[Data entries]

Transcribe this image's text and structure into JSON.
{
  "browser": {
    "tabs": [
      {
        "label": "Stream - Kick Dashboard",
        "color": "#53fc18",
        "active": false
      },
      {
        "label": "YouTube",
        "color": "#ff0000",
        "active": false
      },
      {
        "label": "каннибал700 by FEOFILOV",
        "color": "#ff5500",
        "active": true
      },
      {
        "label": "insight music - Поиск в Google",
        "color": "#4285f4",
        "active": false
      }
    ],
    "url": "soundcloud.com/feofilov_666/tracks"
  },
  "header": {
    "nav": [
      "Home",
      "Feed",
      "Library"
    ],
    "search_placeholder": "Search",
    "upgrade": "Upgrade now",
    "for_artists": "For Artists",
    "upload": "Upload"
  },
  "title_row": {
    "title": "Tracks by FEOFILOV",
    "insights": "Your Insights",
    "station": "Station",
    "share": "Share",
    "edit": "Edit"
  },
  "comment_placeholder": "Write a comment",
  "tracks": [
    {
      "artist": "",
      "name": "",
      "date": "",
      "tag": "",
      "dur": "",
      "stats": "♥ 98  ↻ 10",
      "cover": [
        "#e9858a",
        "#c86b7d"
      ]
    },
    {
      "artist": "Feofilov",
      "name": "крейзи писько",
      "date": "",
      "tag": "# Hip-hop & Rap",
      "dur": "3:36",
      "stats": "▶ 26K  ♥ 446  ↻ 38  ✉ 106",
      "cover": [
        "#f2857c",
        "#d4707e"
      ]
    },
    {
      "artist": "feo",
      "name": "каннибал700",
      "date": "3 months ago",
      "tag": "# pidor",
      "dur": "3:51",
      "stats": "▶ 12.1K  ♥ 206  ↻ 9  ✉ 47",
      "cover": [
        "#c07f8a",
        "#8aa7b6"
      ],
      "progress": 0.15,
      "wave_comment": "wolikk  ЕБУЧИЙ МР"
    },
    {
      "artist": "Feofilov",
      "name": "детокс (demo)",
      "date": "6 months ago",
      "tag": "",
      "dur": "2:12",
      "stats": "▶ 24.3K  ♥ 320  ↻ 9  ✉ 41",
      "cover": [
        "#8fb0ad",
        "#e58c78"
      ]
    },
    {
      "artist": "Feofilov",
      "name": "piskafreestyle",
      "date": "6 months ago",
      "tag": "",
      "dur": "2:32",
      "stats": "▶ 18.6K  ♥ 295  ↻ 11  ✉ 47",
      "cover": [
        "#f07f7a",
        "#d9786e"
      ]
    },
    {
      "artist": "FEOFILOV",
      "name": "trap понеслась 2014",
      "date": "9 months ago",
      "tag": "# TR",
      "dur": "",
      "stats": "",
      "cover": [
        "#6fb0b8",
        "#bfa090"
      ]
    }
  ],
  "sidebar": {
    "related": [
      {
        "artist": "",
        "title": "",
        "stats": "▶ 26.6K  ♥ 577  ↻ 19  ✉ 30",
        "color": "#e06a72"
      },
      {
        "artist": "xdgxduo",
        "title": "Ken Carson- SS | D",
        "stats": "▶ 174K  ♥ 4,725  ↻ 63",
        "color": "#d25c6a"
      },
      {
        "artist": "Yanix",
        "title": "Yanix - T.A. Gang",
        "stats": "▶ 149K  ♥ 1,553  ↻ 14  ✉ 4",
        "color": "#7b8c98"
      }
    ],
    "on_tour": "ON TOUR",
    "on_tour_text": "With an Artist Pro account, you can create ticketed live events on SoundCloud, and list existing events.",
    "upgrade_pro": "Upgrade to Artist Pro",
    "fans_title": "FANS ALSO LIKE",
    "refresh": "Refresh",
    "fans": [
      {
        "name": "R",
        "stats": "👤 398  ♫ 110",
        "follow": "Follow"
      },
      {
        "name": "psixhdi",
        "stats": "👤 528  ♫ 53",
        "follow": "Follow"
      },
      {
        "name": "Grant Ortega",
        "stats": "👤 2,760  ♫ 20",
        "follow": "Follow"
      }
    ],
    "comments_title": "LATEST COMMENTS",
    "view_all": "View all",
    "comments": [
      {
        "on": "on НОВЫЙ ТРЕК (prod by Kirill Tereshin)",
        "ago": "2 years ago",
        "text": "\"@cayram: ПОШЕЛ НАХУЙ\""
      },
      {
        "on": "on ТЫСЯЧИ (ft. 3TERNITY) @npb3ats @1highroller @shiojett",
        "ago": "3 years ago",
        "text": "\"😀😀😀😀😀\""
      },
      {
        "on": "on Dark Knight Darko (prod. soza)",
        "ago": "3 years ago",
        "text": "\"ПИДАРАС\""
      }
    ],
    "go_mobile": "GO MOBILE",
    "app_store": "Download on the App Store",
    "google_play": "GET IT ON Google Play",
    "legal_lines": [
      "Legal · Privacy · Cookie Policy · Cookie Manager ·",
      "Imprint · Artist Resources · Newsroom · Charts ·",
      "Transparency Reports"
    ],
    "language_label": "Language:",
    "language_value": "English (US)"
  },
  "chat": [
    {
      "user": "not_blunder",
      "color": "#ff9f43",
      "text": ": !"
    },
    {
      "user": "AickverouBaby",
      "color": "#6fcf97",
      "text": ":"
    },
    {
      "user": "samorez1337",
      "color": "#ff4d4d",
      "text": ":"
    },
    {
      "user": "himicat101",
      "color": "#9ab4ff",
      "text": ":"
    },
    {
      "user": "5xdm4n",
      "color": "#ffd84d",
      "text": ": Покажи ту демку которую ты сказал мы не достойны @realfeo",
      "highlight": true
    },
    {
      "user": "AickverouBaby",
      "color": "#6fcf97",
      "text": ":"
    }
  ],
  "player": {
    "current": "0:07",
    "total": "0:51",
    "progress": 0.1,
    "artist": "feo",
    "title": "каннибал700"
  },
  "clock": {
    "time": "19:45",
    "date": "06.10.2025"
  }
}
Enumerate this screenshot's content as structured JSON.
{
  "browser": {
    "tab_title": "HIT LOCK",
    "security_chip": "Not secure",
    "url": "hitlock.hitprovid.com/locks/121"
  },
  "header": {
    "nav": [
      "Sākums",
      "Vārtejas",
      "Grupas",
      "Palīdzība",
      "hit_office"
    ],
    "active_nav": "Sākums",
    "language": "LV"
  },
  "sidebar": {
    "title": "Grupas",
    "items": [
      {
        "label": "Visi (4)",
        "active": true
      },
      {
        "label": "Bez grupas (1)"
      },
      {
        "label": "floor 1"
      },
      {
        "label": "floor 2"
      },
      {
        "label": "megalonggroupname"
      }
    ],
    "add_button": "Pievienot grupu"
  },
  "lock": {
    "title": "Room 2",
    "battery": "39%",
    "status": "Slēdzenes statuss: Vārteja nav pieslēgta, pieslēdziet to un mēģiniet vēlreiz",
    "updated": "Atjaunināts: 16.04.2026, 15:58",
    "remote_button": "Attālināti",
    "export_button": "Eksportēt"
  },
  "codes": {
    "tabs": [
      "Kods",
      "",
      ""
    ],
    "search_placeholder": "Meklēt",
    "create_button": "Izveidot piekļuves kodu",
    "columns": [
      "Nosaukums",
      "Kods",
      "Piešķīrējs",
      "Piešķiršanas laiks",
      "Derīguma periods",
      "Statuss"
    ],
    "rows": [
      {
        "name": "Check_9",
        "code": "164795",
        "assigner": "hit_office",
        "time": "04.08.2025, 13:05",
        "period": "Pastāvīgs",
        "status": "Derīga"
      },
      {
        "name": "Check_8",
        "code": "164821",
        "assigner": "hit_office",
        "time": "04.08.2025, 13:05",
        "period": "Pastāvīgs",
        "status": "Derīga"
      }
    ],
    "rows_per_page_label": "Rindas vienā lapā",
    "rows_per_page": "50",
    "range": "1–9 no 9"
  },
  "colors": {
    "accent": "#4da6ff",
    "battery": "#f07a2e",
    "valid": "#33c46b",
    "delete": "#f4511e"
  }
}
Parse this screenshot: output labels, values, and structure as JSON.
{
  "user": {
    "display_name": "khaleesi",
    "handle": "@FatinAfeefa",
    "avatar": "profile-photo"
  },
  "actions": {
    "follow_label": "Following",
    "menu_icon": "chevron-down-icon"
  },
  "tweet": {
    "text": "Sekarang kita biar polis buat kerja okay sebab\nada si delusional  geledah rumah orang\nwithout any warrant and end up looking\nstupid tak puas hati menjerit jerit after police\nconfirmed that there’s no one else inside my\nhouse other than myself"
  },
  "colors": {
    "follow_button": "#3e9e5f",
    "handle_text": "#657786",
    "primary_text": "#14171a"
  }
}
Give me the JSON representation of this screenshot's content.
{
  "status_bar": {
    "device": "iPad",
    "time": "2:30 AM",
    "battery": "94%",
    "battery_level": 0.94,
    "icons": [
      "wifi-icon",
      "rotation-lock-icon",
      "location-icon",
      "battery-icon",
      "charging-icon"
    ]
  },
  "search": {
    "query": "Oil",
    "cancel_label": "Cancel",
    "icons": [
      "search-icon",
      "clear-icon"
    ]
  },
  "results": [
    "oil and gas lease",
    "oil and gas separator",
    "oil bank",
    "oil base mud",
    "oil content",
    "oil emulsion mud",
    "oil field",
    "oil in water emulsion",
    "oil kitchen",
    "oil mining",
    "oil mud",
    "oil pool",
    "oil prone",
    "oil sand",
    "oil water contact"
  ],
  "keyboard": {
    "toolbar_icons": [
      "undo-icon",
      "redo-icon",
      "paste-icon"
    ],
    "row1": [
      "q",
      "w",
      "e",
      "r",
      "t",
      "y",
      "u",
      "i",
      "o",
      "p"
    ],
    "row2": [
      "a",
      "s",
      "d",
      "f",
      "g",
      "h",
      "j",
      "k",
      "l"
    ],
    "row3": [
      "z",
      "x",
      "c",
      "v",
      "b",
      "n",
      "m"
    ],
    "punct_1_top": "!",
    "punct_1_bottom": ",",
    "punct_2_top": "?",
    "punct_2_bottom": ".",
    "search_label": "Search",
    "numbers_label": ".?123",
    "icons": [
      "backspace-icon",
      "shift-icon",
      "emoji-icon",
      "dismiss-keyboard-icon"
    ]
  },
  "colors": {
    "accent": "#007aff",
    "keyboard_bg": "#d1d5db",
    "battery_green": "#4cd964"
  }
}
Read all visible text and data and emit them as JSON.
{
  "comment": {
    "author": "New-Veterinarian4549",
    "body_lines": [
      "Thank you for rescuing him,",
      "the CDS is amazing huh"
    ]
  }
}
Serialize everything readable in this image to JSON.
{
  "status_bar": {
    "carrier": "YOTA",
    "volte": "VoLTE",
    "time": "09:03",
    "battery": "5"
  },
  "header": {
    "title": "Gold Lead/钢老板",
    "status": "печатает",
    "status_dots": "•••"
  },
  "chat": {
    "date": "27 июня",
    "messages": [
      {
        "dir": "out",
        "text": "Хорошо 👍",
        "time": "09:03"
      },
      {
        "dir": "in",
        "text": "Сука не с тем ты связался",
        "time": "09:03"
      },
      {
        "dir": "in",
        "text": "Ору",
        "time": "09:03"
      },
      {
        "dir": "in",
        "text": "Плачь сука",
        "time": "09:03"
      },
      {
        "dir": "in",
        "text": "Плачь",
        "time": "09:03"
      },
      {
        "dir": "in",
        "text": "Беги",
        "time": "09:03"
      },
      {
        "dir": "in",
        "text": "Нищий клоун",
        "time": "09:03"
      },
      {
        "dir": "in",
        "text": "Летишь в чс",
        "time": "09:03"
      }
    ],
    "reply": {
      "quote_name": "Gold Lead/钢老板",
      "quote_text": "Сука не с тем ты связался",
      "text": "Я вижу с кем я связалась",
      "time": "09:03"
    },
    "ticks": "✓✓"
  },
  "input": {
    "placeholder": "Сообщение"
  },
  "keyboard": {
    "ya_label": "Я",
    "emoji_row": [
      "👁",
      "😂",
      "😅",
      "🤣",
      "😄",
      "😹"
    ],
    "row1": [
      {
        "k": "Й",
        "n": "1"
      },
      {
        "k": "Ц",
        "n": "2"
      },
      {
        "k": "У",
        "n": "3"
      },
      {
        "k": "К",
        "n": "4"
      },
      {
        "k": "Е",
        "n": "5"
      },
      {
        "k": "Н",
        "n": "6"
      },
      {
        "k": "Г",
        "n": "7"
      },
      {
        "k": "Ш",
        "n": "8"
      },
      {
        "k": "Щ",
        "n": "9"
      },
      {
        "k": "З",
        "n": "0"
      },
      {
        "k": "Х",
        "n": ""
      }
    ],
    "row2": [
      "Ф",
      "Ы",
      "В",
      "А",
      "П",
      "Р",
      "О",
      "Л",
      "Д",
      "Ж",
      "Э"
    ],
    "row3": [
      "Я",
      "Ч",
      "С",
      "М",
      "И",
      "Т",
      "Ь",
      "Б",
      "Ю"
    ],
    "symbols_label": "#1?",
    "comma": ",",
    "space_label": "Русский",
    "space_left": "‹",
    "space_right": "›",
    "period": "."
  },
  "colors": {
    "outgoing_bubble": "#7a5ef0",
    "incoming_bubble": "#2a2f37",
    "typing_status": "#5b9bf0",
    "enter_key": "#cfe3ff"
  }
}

## BRIEF:
How many of these lines contain "user"? Write only the number.

## EXPECTED ANSWER:
7